━━ RECORDED INFORMATION
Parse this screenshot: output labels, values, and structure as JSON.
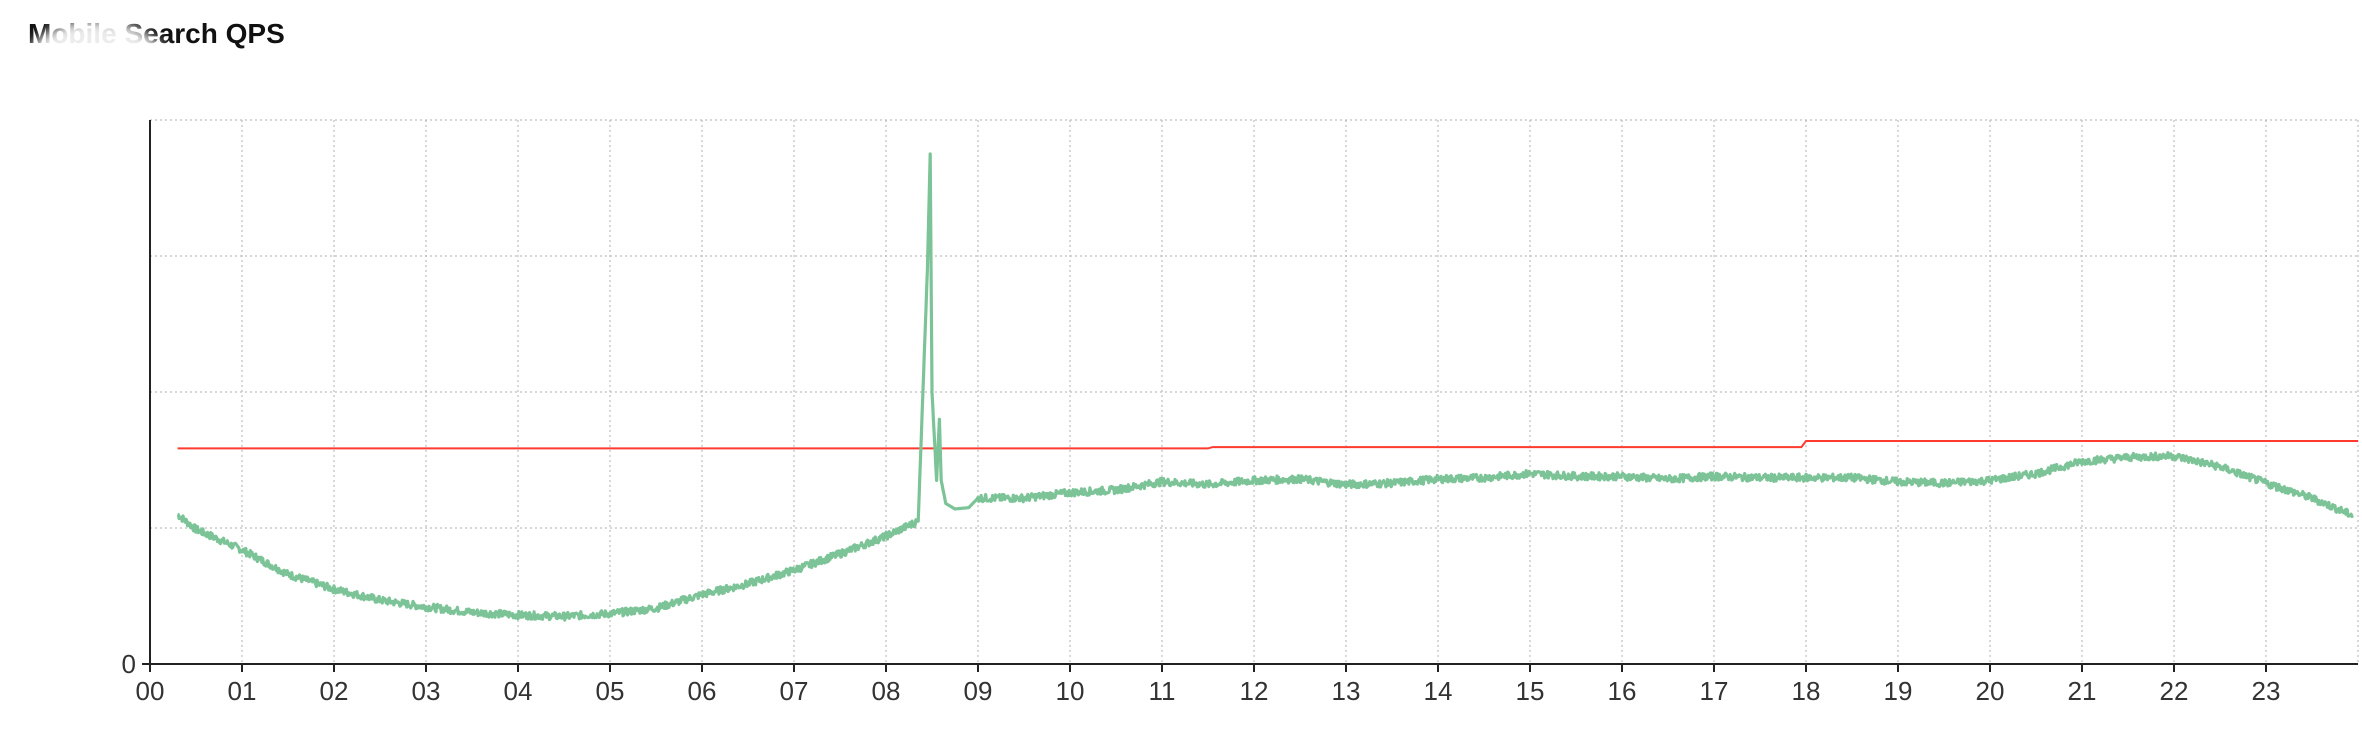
{
  "page": {
    "title": "Mobile Search QPS"
  },
  "chart_data": {
    "type": "line",
    "title": "Mobile Search QPS",
    "xlabel": "",
    "ylabel": "",
    "x_tick_labels": [
      "00",
      "01",
      "02",
      "03",
      "04",
      "05",
      "06",
      "07",
      "08",
      "09",
      "10",
      "11",
      "12",
      "13",
      "14",
      "15",
      "16",
      "17",
      "18",
      "19",
      "20",
      "21",
      "22",
      "23"
    ],
    "y_tick_labels": [
      "0"
    ],
    "y_tick_labels_obscured": true,
    "xlim": [
      0,
      24
    ],
    "ylim": [
      0,
      4
    ],
    "grid": true,
    "legend_position": "bottom-center",
    "series": [
      {
        "name": "",
        "color": "#ff3b30",
        "style": "step",
        "x": [
          0.3,
          11.5,
          11.55,
          17.95,
          18.0,
          24.0
        ],
        "values": [
          1.585,
          1.585,
          1.595,
          1.595,
          1.64,
          1.64
        ]
      },
      {
        "name": "",
        "color": "#7cc497",
        "style": "noisy-line",
        "x": [
          0.3,
          0.5,
          1.0,
          1.5,
          2.0,
          2.5,
          3.0,
          3.5,
          4.0,
          4.5,
          5.0,
          5.5,
          6.0,
          6.5,
          7.0,
          7.5,
          8.0,
          8.35,
          8.45,
          8.48,
          8.5,
          8.55,
          8.58,
          8.6,
          8.65,
          8.75,
          8.9,
          9.0,
          9.5,
          10.0,
          10.5,
          11.0,
          11.5,
          12.0,
          12.5,
          13.0,
          13.5,
          14.0,
          14.5,
          15.0,
          15.5,
          16.0,
          16.5,
          17.0,
          17.5,
          18.0,
          18.5,
          19.0,
          19.5,
          20.0,
          20.5,
          21.0,
          21.5,
          22.0,
          22.5,
          23.0,
          23.5,
          23.95
        ],
        "values": [
          1.1,
          0.99,
          0.84,
          0.66,
          0.55,
          0.47,
          0.42,
          0.38,
          0.36,
          0.35,
          0.37,
          0.41,
          0.51,
          0.59,
          0.69,
          0.81,
          0.94,
          1.05,
          2.9,
          3.75,
          2.0,
          1.35,
          1.8,
          1.35,
          1.18,
          1.14,
          1.15,
          1.22,
          1.22,
          1.26,
          1.28,
          1.34,
          1.32,
          1.35,
          1.36,
          1.32,
          1.33,
          1.36,
          1.37,
          1.4,
          1.38,
          1.38,
          1.36,
          1.38,
          1.37,
          1.37,
          1.37,
          1.34,
          1.33,
          1.35,
          1.4,
          1.49,
          1.52,
          1.53,
          1.45,
          1.33,
          1.22,
          1.09
        ]
      }
    ]
  }
}
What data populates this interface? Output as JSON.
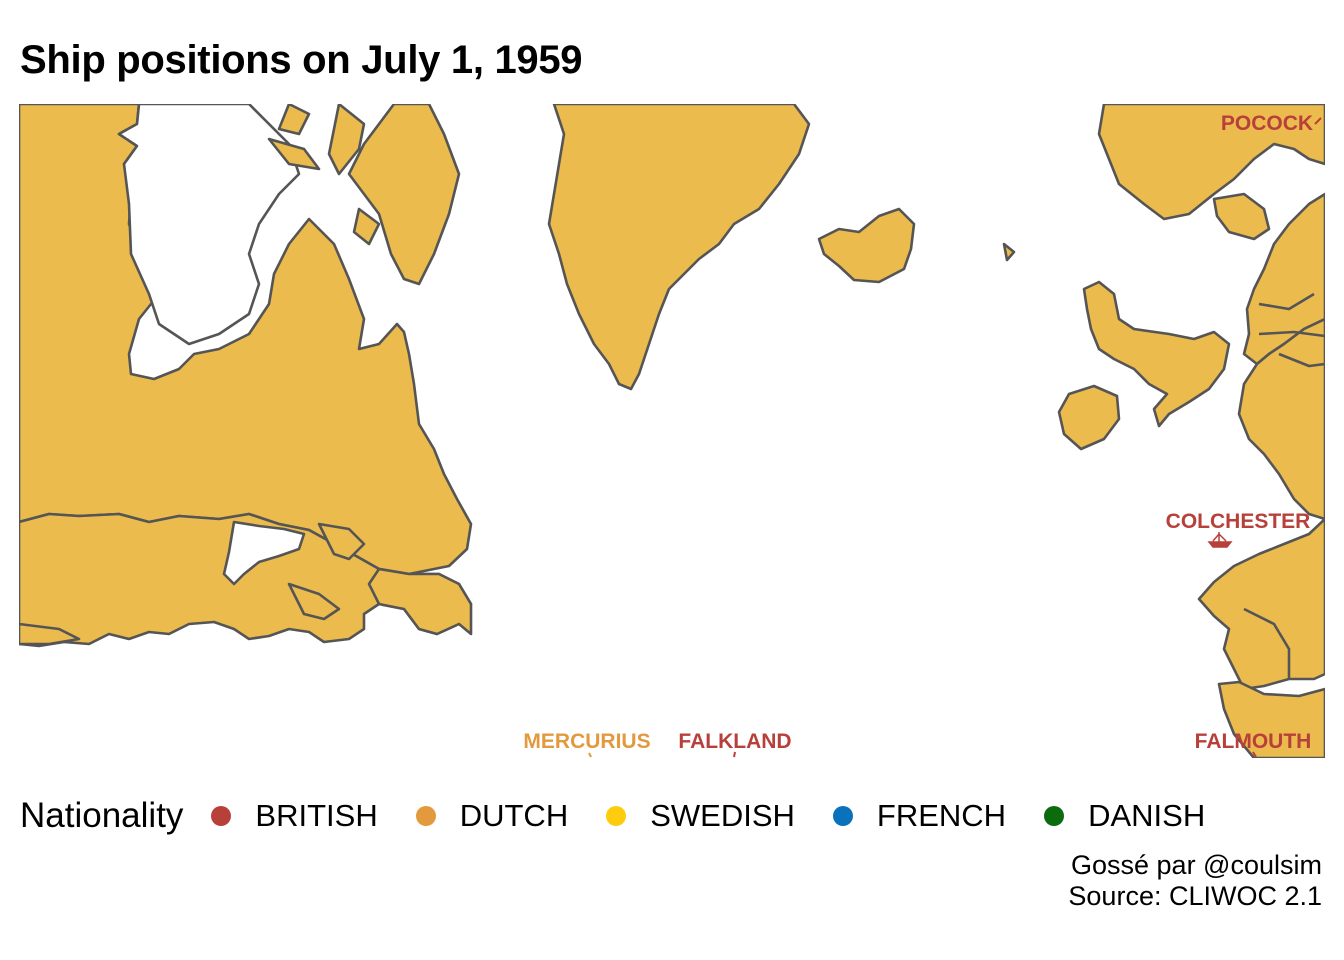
{
  "title": "Ship positions on July 1, 1959",
  "colors": {
    "land": "#ebbb4e",
    "border": "#555555",
    "sea": "#ffffff"
  },
  "legend": {
    "title": "Nationality",
    "items": [
      {
        "label": "BRITISH",
        "color": "#b8403a"
      },
      {
        "label": "DUTCH",
        "color": "#e3993d"
      },
      {
        "label": "SWEDISH",
        "color": "#fdcc0c"
      },
      {
        "label": "FRENCH",
        "color": "#0a72bd"
      },
      {
        "label": "DANISH",
        "color": "#0c6b0c"
      }
    ]
  },
  "ships": [
    {
      "name": "POCOCK",
      "nationality": "BRITISH",
      "color": "#b8403a"
    },
    {
      "name": "COLCHESTER",
      "nationality": "BRITISH",
      "color": "#b8403a"
    },
    {
      "name": "MERCURIUS",
      "nationality": "DUTCH",
      "color": "#e3993d"
    },
    {
      "name": "FALKLAND",
      "nationality": "BRITISH",
      "color": "#b8403a"
    },
    {
      "name": "FALMOUTH",
      "nationality": "BRITISH",
      "color": "#b8403a"
    }
  ],
  "caption": {
    "line1": "Gossé par @coulsim",
    "line2": "Source: CLIWOC 2.1"
  }
}
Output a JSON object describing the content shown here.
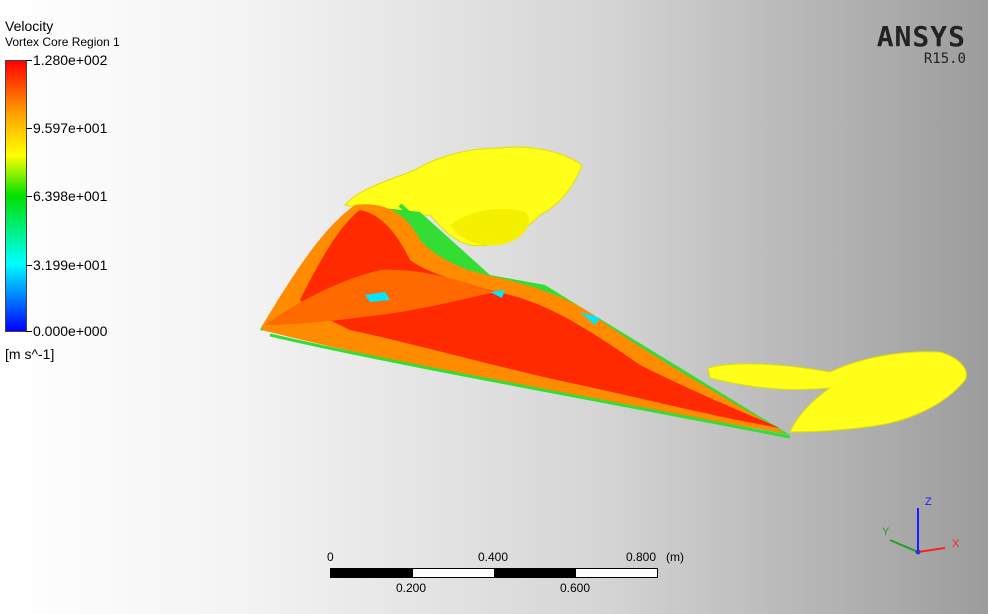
━━━━
WHAT IS EXPECTED: Reproduce all entries without any change, and omit the pictures.

ANSWER BELOW:
Parse this screenshot: output labels, values, and structure as JSON.
{
  "page": {
    "title": "Mobile Search QPS"
  },
  "chart_data": {
    "type": "line",
    "title": "Mobile Search QPS",
    "xlabel": "",
    "ylabel": "",
    "x_tick_labels": [
      "00",
      "01",
      "02",
      "03",
      "04",
      "05",
      "06",
      "07",
      "08",
      "09",
      "10",
      "11",
      "12",
      "13",
      "14",
      "15",
      "16",
      "17",
      "18",
      "19",
      "20",
      "21",
      "22",
      "23"
    ],
    "y_tick_labels": [
      "0"
    ],
    "y_tick_labels_obscured": true,
    "xlim": [
      0,
      24
    ],
    "ylim": [
      0,
      4
    ],
    "grid": true,
    "legend_position": "bottom-center",
    "series": [
      {
        "name": "",
        "color": "#ff3b30",
        "style": "step",
        "x": [
          0.3,
          11.5,
          11.55,
          17.95,
          18.0,
          24.0
        ],
        "values": [
          1.585,
          1.585,
          1.595,
          1.595,
          1.64,
          1.64
        ]
      },
      {
        "name": "",
        "color": "#7cc497",
        "style": "noisy-line",
        "x": [
          0.3,
          0.5,
          1.0,
          1.5,
          2.0,
          2.5,
          3.0,
          3.5,
          4.0,
          4.5,
          5.0,
          5.5,
          6.0,
          6.5,
          7.0,
          7.5,
          8.0,
          8.35,
          8.45,
          8.48,
          8.5,
          8.55,
          8.58,
          8.6,
          8.65,
          8.75,
          8.9,
          9.0,
          9.5,
          10.0,
          10.5,
          11.0,
          11.5,
          12.0,
          12.5,
          13.0,
          13.5,
          14.0,
          14.5,
          15.0,
          15.5,
          16.0,
          16.5,
          17.0,
          17.5,
          18.0,
          18.5,
          19.0,
          19.5,
          20.0,
          20.5,
          21.0,
          21.5,
          22.0,
          22.5,
          23.0,
          23.5,
          23.95
        ],
        "values": [
          1.1,
          0.99,
          0.84,
          0.66,
          0.55,
          0.47,
          0.42,
          0.38,
          0.36,
          0.35,
          0.37,
          0.41,
          0.51,
          0.59,
          0.69,
          0.81,
          0.94,
          1.05,
          2.9,
          3.75,
          2.0,
          1.35,
          1.8,
          1.35,
          1.18,
          1.14,
          1.15,
          1.22,
          1.22,
          1.26,
          1.28,
          1.34,
          1.32,
          1.35,
          1.36,
          1.32,
          1.33,
          1.36,
          1.37,
          1.4,
          1.38,
          1.38,
          1.36,
          1.38,
          1.37,
          1.37,
          1.37,
          1.34,
          1.33,
          1.35,
          1.4,
          1.49,
          1.52,
          1.53,
          1.45,
          1.33,
          1.22,
          1.09
        ]
      }
    ]
  }
}
What data populates this interface? Output as JSON.
{
  "title": "Ship positions on July 1, 1959",
  "colors": {
    "land": "#ebbb4e",
    "border": "#555555",
    "sea": "#ffffff"
  },
  "legend": {
    "title": "Nationality",
    "items": [
      {
        "label": "BRITISH",
        "color": "#b8403a"
      },
      {
        "label": "DUTCH",
        "color": "#e3993d"
      },
      {
        "label": "SWEDISH",
        "color": "#fdcc0c"
      },
      {
        "label": "FRENCH",
        "color": "#0a72bd"
      },
      {
        "label": "DANISH",
        "color": "#0c6b0c"
      }
    ]
  },
  "ships": [
    {
      "name": "POCOCK",
      "nationality": "BRITISH",
      "color": "#b8403a"
    },
    {
      "name": "COLCHESTER",
      "nationality": "BRITISH",
      "color": "#b8403a"
    },
    {
      "name": "MERCURIUS",
      "nationality": "DUTCH",
      "color": "#e3993d"
    },
    {
      "name": "FALKLAND",
      "nationality": "BRITISH",
      "color": "#b8403a"
    },
    {
      "name": "FALMOUTH",
      "nationality": "BRITISH",
      "color": "#b8403a"
    }
  ],
  "caption": {
    "line1": "Gossé par @coulsim",
    "line2": "Source: CLIWOC 2.1"
  }
}
Output a JSON object describing the content shown here.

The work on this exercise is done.